§ **WHAT IS REQUIRED**
Scan the data below and pick out the lines containing the word "title".

** BEGIN **

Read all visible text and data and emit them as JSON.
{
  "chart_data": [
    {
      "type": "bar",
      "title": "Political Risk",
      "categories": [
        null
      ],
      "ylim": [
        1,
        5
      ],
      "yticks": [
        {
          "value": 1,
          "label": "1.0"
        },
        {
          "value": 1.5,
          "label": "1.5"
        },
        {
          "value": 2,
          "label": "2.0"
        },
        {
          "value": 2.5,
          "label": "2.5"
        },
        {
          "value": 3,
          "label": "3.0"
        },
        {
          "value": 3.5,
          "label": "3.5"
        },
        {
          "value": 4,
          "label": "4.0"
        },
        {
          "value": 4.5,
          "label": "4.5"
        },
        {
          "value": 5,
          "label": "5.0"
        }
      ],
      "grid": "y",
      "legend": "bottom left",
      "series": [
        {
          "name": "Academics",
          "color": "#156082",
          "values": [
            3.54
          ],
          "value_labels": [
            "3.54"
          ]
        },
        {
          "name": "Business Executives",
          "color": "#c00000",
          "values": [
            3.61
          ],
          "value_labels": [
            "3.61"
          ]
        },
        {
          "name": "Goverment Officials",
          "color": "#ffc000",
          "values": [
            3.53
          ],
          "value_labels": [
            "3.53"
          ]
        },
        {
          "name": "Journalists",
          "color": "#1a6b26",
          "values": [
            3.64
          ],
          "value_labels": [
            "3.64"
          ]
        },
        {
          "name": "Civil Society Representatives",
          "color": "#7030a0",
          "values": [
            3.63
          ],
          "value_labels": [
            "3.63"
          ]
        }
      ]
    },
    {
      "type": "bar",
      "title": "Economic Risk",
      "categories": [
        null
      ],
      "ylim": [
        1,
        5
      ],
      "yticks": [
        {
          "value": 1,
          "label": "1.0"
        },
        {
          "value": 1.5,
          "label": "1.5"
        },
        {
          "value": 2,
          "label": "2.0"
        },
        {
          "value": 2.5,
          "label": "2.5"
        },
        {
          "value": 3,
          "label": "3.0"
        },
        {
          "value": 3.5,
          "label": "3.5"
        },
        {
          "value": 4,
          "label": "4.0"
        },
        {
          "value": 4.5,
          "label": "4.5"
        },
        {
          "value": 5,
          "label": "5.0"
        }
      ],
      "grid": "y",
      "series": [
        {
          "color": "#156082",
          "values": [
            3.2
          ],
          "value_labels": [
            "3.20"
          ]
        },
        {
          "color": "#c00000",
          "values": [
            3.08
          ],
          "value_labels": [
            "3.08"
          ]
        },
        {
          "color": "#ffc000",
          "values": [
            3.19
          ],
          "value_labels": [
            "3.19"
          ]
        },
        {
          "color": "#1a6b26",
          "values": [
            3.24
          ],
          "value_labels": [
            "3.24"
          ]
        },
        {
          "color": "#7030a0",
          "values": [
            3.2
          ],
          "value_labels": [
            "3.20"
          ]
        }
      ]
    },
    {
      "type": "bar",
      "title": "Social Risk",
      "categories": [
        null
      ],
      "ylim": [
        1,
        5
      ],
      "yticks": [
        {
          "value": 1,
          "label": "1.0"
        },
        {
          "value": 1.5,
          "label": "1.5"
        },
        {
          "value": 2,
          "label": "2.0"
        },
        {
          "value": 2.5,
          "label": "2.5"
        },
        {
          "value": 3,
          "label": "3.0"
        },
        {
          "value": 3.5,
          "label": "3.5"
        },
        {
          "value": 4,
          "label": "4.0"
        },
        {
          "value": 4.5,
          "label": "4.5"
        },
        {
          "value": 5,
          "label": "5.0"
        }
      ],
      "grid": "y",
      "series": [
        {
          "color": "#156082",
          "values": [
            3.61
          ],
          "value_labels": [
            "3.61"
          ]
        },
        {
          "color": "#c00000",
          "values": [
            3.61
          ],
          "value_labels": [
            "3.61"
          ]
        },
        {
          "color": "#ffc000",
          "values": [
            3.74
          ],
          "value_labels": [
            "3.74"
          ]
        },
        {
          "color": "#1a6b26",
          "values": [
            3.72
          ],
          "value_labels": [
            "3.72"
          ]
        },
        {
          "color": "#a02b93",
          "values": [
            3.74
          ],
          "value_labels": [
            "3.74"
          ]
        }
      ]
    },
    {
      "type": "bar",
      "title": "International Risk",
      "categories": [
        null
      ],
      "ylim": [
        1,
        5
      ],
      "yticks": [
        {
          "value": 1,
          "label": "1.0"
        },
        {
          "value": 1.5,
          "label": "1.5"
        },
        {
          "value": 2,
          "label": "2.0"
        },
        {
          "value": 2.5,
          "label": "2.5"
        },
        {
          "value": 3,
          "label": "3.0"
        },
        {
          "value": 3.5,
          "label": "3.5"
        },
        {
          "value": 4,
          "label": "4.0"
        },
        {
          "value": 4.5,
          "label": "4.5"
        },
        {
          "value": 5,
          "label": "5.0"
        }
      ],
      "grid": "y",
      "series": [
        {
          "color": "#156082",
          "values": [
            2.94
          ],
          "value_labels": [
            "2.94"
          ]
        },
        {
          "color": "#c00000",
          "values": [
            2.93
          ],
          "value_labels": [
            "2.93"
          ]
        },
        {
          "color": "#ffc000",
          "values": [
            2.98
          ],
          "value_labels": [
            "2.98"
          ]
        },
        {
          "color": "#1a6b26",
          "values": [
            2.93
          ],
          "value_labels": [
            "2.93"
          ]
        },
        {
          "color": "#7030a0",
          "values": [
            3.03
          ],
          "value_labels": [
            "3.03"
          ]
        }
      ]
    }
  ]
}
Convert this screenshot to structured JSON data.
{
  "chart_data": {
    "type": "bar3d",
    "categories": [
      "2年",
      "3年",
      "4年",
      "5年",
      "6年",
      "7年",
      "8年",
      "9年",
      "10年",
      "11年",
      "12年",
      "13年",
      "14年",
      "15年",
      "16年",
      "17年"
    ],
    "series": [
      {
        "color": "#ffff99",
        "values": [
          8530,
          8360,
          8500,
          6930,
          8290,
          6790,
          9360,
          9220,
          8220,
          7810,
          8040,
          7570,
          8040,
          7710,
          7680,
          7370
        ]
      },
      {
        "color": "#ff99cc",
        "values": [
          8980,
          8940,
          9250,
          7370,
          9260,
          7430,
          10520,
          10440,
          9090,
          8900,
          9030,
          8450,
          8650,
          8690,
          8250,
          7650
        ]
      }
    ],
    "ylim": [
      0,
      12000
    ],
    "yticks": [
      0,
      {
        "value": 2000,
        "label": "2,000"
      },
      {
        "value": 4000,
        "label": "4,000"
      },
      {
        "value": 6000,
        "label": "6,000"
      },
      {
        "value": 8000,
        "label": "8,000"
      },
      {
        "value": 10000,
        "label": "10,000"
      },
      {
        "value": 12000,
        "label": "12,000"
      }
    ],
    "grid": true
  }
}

** END **

§ **ANSWER IN FULL**
      "title": "Political Risk",
      "title": "Economic Risk",
      "title": "Social Risk",
      "title": "International Risk",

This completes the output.